Task statement: Take the records underneath and set them down exactly.

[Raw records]
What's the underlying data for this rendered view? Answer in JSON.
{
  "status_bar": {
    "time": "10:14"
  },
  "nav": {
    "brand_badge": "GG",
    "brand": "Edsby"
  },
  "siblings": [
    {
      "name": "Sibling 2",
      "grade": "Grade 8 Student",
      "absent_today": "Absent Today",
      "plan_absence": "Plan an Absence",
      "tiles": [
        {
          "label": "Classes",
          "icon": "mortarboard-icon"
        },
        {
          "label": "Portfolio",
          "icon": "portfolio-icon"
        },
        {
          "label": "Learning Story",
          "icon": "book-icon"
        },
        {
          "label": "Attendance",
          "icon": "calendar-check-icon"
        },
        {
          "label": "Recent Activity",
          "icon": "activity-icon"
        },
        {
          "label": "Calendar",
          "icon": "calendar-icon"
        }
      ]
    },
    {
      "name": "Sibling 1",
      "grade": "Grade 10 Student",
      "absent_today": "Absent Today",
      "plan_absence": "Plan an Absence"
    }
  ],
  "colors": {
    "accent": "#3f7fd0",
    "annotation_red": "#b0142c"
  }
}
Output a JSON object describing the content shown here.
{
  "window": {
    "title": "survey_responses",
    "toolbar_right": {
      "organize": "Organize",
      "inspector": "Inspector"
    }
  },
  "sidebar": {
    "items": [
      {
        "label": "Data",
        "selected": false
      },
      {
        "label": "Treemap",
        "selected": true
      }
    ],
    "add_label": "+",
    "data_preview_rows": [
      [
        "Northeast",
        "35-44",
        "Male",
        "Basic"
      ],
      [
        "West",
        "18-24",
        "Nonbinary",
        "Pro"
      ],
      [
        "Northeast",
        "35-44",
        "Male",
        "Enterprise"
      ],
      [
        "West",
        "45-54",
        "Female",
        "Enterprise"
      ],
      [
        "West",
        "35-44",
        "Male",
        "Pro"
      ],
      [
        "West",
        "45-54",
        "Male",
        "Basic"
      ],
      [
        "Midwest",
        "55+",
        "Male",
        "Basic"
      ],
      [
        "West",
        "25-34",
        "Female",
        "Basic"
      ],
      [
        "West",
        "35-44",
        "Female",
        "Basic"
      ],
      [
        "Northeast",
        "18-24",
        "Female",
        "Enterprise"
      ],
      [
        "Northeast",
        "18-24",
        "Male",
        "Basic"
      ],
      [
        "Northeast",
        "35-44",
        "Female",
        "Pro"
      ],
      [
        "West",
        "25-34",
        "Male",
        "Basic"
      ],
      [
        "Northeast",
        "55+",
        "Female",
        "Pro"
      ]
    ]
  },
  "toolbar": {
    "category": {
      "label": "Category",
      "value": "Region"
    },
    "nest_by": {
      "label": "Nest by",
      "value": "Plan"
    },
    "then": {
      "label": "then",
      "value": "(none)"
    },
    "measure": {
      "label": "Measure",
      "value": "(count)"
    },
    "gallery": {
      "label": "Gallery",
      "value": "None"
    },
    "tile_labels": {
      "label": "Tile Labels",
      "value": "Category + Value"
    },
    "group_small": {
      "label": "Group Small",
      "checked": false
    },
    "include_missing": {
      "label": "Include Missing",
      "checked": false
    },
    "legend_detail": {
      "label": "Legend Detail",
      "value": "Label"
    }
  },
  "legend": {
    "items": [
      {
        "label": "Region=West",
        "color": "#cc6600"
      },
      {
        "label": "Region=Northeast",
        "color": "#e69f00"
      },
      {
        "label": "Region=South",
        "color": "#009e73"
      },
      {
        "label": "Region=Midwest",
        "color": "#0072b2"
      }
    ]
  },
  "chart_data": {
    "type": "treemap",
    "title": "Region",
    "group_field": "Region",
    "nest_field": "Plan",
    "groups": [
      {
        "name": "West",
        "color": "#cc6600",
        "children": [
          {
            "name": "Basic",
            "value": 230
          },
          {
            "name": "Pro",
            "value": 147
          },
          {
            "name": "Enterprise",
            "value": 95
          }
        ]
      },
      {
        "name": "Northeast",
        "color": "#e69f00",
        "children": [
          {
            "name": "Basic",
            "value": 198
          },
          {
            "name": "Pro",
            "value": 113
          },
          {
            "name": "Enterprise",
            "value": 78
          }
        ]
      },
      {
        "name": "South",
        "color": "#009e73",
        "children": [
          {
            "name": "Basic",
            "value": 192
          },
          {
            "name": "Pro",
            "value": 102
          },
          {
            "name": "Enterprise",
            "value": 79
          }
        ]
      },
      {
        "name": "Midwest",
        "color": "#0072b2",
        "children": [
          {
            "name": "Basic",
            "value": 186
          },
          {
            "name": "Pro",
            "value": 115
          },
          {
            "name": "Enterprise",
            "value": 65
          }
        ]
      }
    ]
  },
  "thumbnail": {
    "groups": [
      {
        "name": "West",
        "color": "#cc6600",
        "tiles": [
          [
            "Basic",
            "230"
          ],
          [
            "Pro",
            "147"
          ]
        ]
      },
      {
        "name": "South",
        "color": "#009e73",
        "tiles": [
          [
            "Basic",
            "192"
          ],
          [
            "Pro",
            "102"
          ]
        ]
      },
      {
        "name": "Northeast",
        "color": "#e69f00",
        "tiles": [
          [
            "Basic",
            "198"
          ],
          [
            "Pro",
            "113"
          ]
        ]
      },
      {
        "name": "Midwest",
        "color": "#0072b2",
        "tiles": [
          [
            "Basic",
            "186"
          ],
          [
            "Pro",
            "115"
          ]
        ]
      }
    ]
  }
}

Written reply:
What's the underlying data for this rendered view? Answer in JSON.
{
  "status_bar": {
    "time": "10:14"
  },
  "nav": {
    "brand_badge": "GG",
    "brand": "Edsby"
  },
  "siblings": [
    {
      "name": "Sibling 2",
      "grade": "Grade 8 Student",
      "absent_today": "Absent Today",
      "plan_absence": "Plan an Absence",
      "tiles": [
        {
          "label": "Classes",
          "icon": "mortarboard-icon"
        },
        {
          "label": "Portfolio",
          "icon": "portfolio-icon"
        },
        {
          "label": "Learning Story",
          "icon": "book-icon"
        },
        {
          "label": "Attendance",
          "icon": "calendar-check-icon"
        },
        {
          "label": "Recent Activity",
          "icon": "activity-icon"
        },
        {
          "label": "Calendar",
          "icon": "calendar-icon"
        }
      ]
    },
    {
      "name": "Sibling 1",
      "grade": "Grade 10 Student",
      "absent_today": "Absent Today",
      "plan_absence": "Plan an Absence"
    }
  ],
  "colors": {
    "accent": "#3f7fd0",
    "annotation_red": "#b0142c"
  }
}
Output a JSON object describing the content shown here.
{
  "window": {
    "title": "survey_responses",
    "toolbar_right": {
      "organize": "Organize",
      "inspector": "Inspector"
    }
  },
  "sidebar": {
    "items": [
      {
        "label": "Data",
        "selected": false
      },
      {
        "label": "Treemap",
        "selected": true
      }
    ],
    "add_label": "+",
    "data_preview_rows": [
      [
        "Northeast",
        "35-44",
        "Male",
        "Basic"
      ],
      [
        "West",
        "18-24",
        "Nonbinary",
        "Pro"
      ],
      [
        "Northeast",
        "35-44",
        "Male",
        "Enterprise"
      ],
      [
        "West",
        "45-54",
        "Female",
        "Enterprise"
      ],
      [
        "West",
        "35-44",
        "Male",
        "Pro"
      ],
      [
        "West",
        "45-54",
        "Male",
        "Basic"
      ],
      [
        "Midwest",
        "55+",
        "Male",
        "Basic"
      ],
      [
        "West",
        "25-34",
        "Female",
        "Basic"
      ],
      [
        "West",
        "35-44",
        "Female",
        "Basic"
      ],
      [
        "Northeast",
        "18-24",
        "Female",
        "Enterprise"
      ],
      [
        "Northeast",
        "18-24",
        "Male",
        "Basic"
      ],
      [
        "Northeast",
        "35-44",
        "Female",
        "Pro"
      ],
      [
        "West",
        "25-34",
        "Male",
        "Basic"
      ],
      [
        "Northeast",
        "55+",
        "Female",
        "Pro"
      ]
    ]
  },
  "toolbar": {
    "category": {
      "label": "Category",
      "value": "Region"
    },
    "nest_by": {
      "label": "Nest by",
      "value": "Plan"
    },
    "then": {
      "label": "then",
      "value": "(none)"
    },
    "measure": {
      "label": "Measure",
      "value": "(count)"
    },
    "gallery": {
      "label": "Gallery",
      "value": "None"
    },
    "tile_labels": {
      "label": "Tile Labels",
      "value": "Category + Value"
    },
    "group_small": {
      "label": "Group Small",
      "checked": false
    },
    "include_missing": {
      "label": "Include Missing",
      "checked": false
    },
    "legend_detail": {
      "label": "Legend Detail",
      "value": "Label"
    }
  },
  "legend": {
    "items": [
      {
        "label": "Region=West",
        "color": "#cc6600"
      },
      {
        "label": "Region=Northeast",
        "color": "#e69f00"
      },
      {
        "label": "Region=South",
        "color": "#009e73"
      },
      {
        "label": "Region=Midwest",
        "color": "#0072b2"
      }
    ]
  },
  "chart_data": {
    "type": "treemap",
    "title": "Region",
    "group_field": "Region",
    "nest_field": "Plan",
    "groups": [
      {
        "name": "West",
        "color": "#cc6600",
        "children": [
          {
            "name": "Basic",
            "value": 230
          },
          {
            "name": "Pro",
            "value": 147
          },
          {
            "name": "Enterprise",
            "value": 95
          }
        ]
      },
      {
        "name": "Northeast",
        "color": "#e69f00",
        "children": [
          {
            "name": "Basic",
            "value": 198
          },
          {
            "name": "Pro",
            "value": 113
          },
          {
            "name": "Enterprise",
            "value": 78
          }
        ]
      },
      {
        "name": "South",
        "color": "#009e73",
        "children": [
          {
            "name": "Basic",
            "value": 192
          },
          {
            "name": "Pro",
            "value": 102
          },
          {
            "name": "Enterprise",
            "value": 79
          }
        ]
      },
      {
        "name": "Midwest",
        "color": "#0072b2",
        "children": [
          {
            "name": "Basic",
            "value": 186
          },
          {
            "name": "Pro",
            "value": 115
          },
          {
            "name": "Enterprise",
            "value": 65
          }
        ]
      }
    ]
  },
  "thumbnail": {
    "groups": [
      {
        "name": "West",
        "color": "#cc6600",
        "tiles": [
          [
            "Basic",
            "230"
          ],
          [
            "Pro",
            "147"
          ]
        ]
      },
      {
        "name": "South",
        "color": "#009e73",
        "tiles": [
          [
            "Basic",
            "192"
          ],
          [
            "Pro",
            "102"
          ]
        ]
      },
      {
        "name": "Northeast",
        "color": "#e69f00",
        "tiles": [
          [
            "Basic",
            "198"
          ],
          [
            "Pro",
            "113"
          ]
        ]
      },
      {
        "name": "Midwest",
        "color": "#0072b2",
        "tiles": [
          [
            "Basic",
            "186"
          ],
          [
            "Pro",
            "115"
          ]
        ]
      }
    ]
  }
}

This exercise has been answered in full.